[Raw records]

━━━

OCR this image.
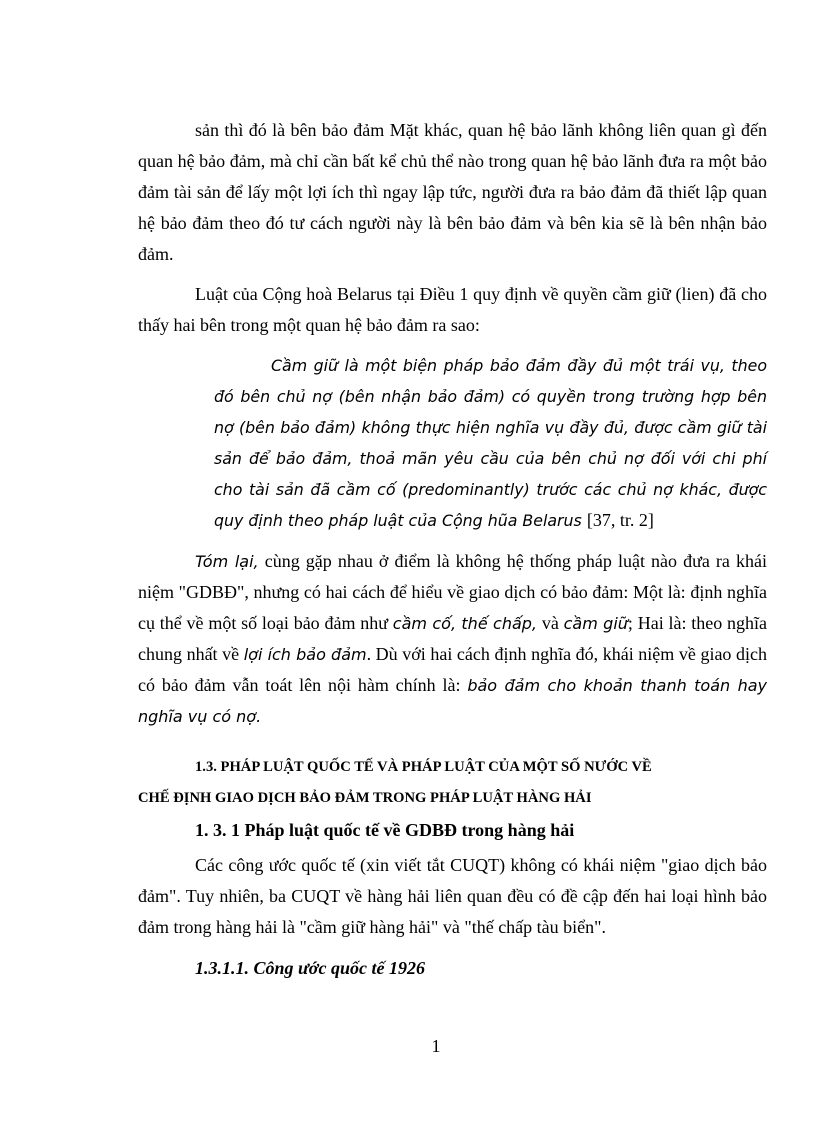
sản thì đó là bên bảo đảm Mặt khác, quan hệ bảo lãnh không liên quan gì đến quan hệ bảo đảm, mà chỉ cần bất kể chủ thể nào trong quan hệ bảo lãnh đưa ra một bảo đảm tài sản để lấy một lợi ích thì ngay lập tức, người đưa ra bảo đảm đã thiết lập quan hệ bảo đảm theo đó tư cách người này là bên bảo đảm và bên kia sẽ là bên nhận bảo đảm.

Luật của Cộng hoà Belarus tại Điều 1 quy định về quyền cầm giữ (lien) đã cho thấy hai bên trong một quan hệ bảo đảm ra sao:

Cầm giữ là một biện pháp bảo đảm đầy đủ một trái vụ, theo đó bên chủ nợ (bên nhận bảo đảm) có quyền trong trường hợp bên nợ (bên bảo đảm) không thực hiện nghĩa vụ đầy đủ, được cầm giữ tài sản để bảo đảm, thoả mãn yêu cầu của bên chủ nợ đối với chi phí cho tài sản đã cầm cố (predominantly) trước các chủ nợ khác, được quy định theo pháp luật của Cộng hũa Belarus [37, tr. 2]

Tóm lại, cùng gặp nhau ở điểm là không hệ thống pháp luật nào đưa ra khái niệm "GDBĐ", nhưng có hai cách để hiểu về giao dịch có bảo đảm: Một là: định nghĩa cụ thể về một số loại bảo đảm như cầm cố, thế chấp, và cầm giữ; Hai là: theo nghĩa chung nhất về lợi ích bảo đảm. Dù với hai cách định nghĩa đó, khái niệm về giao dịch có bảo đảm vẫn toát lên nội hàm chính là: bảo đảm cho khoản thanh toán hay nghĩa vụ có nợ.

1.3. PHÁP LUẬT QUỐC TẾ VÀ PHÁP LUẬT CỦA MỘT SỐ NƯỚC VỀ
CHẾ ĐỊNH GIAO DỊCH BẢO ĐẢM TRONG PHÁP LUẬT HÀNG HẢI

1. 3. 1 Pháp luật quốc tế về GDBĐ trong hàng hải

Các công ước quốc tế (xin viết tắt CUQT) không có khái niệm "giao dịch bảo đảm". Tuy nhiên, ba CUQT về hàng hải liên quan đều có đề cập đến hai loại hình bảo đảm trong hàng hải là "cầm giữ hàng hải" và "thế chấp tàu biển".

1.3.1.1. Công ước quốc tế 1926

1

━━━

• Aim:
Check every line of the material for the string "liên" and give the number of lines that have it, without anything else.

• Answer in full:
2